Begin ITEMS
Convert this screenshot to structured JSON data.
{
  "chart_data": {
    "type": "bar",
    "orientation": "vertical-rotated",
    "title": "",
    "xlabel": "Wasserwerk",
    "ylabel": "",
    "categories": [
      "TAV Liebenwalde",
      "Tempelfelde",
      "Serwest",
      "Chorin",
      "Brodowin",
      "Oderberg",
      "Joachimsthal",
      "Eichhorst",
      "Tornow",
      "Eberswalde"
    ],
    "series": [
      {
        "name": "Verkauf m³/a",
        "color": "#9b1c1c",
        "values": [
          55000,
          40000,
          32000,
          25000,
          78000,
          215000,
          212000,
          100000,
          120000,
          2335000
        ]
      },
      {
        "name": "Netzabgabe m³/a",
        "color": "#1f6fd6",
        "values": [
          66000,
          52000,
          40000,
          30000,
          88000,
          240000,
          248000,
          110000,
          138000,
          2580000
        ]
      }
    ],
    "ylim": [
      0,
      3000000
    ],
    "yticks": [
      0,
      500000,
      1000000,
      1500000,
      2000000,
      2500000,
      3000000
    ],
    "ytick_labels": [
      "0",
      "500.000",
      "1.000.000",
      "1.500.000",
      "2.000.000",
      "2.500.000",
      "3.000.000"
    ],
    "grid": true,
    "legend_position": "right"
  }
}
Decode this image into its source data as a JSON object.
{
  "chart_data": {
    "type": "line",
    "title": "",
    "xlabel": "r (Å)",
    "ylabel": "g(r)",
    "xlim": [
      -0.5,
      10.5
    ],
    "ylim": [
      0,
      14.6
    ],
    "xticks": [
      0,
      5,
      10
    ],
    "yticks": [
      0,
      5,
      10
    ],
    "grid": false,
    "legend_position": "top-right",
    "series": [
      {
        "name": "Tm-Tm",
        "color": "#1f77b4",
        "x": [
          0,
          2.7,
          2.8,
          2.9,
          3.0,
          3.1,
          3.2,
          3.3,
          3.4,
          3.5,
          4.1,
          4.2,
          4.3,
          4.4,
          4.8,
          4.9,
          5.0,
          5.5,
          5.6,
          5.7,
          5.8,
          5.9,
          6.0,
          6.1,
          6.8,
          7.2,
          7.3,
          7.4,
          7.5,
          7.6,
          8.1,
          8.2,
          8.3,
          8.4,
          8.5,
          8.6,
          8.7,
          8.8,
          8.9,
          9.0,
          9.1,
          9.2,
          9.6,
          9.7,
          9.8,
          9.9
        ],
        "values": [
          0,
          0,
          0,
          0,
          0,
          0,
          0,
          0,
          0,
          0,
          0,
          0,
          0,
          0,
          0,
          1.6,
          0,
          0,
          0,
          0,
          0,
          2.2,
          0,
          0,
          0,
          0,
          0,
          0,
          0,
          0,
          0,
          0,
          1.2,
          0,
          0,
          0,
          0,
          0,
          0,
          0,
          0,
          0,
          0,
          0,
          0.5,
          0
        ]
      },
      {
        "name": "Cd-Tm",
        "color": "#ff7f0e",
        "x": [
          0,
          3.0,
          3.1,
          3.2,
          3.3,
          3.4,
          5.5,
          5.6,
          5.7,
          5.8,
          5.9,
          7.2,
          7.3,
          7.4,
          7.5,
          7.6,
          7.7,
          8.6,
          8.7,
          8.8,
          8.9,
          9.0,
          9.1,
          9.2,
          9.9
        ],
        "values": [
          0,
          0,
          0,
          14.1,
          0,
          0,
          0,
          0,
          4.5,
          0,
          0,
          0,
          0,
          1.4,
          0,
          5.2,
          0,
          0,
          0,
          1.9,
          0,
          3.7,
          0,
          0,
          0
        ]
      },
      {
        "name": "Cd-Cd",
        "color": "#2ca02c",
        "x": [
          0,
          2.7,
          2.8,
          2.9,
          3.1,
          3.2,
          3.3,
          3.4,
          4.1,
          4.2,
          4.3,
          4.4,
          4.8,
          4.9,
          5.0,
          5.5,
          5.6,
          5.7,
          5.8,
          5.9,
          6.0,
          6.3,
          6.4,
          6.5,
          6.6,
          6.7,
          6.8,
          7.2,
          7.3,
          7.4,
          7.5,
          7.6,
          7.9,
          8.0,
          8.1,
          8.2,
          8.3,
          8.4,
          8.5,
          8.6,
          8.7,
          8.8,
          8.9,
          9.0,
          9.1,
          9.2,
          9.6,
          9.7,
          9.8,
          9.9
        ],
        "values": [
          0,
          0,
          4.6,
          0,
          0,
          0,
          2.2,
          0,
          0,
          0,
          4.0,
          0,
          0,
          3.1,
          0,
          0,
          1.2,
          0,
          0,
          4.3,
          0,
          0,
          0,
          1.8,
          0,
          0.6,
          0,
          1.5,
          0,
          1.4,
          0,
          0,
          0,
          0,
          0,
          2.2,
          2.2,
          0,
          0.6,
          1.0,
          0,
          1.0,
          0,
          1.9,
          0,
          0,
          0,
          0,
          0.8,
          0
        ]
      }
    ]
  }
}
End ITEMS
> **PROMPT**
Every line holding "this" should be copied out.

> **FINISHED EXERCISE**
Convert this screenshot to structured JSON data.
Decode this image into its source data as a JSON object.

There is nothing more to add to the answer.